[Data excerpts]
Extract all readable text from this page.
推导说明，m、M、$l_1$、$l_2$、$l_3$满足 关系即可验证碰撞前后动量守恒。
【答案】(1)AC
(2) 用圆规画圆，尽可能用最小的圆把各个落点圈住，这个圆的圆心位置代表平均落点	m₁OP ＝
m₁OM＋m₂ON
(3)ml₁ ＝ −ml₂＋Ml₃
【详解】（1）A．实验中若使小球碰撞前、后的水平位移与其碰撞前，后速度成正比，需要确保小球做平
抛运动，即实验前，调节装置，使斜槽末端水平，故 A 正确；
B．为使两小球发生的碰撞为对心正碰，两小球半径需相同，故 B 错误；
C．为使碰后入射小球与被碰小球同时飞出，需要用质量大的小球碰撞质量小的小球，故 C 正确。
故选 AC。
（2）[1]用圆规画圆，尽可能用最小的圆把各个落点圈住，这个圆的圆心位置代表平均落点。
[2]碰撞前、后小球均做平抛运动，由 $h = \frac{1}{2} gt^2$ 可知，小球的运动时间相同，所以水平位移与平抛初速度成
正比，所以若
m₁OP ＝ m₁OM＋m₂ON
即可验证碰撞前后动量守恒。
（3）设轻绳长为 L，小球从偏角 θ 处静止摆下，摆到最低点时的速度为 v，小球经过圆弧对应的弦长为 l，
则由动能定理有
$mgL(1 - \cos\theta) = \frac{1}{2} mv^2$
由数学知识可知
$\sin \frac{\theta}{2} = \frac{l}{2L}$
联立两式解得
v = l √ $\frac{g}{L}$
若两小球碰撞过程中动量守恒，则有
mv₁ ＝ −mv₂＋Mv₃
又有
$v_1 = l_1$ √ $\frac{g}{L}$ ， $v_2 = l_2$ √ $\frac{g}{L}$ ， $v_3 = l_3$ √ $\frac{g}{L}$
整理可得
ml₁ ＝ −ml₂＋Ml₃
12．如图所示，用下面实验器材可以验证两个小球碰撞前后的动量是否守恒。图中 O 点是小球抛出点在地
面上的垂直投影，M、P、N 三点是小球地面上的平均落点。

**What the task asks:** Output the records verbatim, from the first line to the last.

**Written answer:**
Extract all readable text from this page.
推导说明，m、M、$l_1$、$l_2$、$l_3$满足 关系即可验证碰撞前后动量守恒。
【答案】(1)AC
(2) 用圆规画圆，尽可能用最小的圆把各个落点圈住，这个圆的圆心位置代表平均落点	m₁OP ＝
m₁OM＋m₂ON
(3)ml₁ ＝ −ml₂＋Ml₃
【详解】（1）A．实验中若使小球碰撞前、后的水平位移与其碰撞前，后速度成正比，需要确保小球做平
抛运动，即实验前，调节装置，使斜槽末端水平，故 A 正确；
B．为使两小球发生的碰撞为对心正碰，两小球半径需相同，故 B 错误；
C．为使碰后入射小球与被碰小球同时飞出，需要用质量大的小球碰撞质量小的小球，故 C 正确。
故选 AC。
（2）[1]用圆规画圆，尽可能用最小的圆把各个落点圈住，这个圆的圆心位置代表平均落点。
[2]碰撞前、后小球均做平抛运动，由 $h = \frac{1}{2} gt^2$ 可知，小球的运动时间相同，所以水平位移与平抛初速度成
正比，所以若
m₁OP ＝ m₁OM＋m₂ON
即可验证碰撞前后动量守恒。
（3）设轻绳长为 L，小球从偏角 θ 处静止摆下，摆到最低点时的速度为 v，小球经过圆弧对应的弦长为 l，
则由动能定理有
$mgL(1 - \cos\theta) = \frac{1}{2} mv^2$
由数学知识可知
$\sin \frac{\theta}{2} = \frac{l}{2L}$
联立两式解得
v = l √ $\frac{g}{L}$
若两小球碰撞过程中动量守恒，则有
mv₁ ＝ −mv₂＋Mv₃
又有
$v_1 = l_1$ √ $\frac{g}{L}$ ， $v_2 = l_2$ √ $\frac{g}{L}$ ， $v_3 = l_3$ √ $\frac{g}{L}$
整理可得
ml₁ ＝ −ml₂＋Ml₃
12．如图所示，用下面实验器材可以验证两个小球碰撞前后的动量是否守恒。图中 O 点是小球抛出点在地
面上的垂直投影，M、P、N 三点是小球地面上的平均落点。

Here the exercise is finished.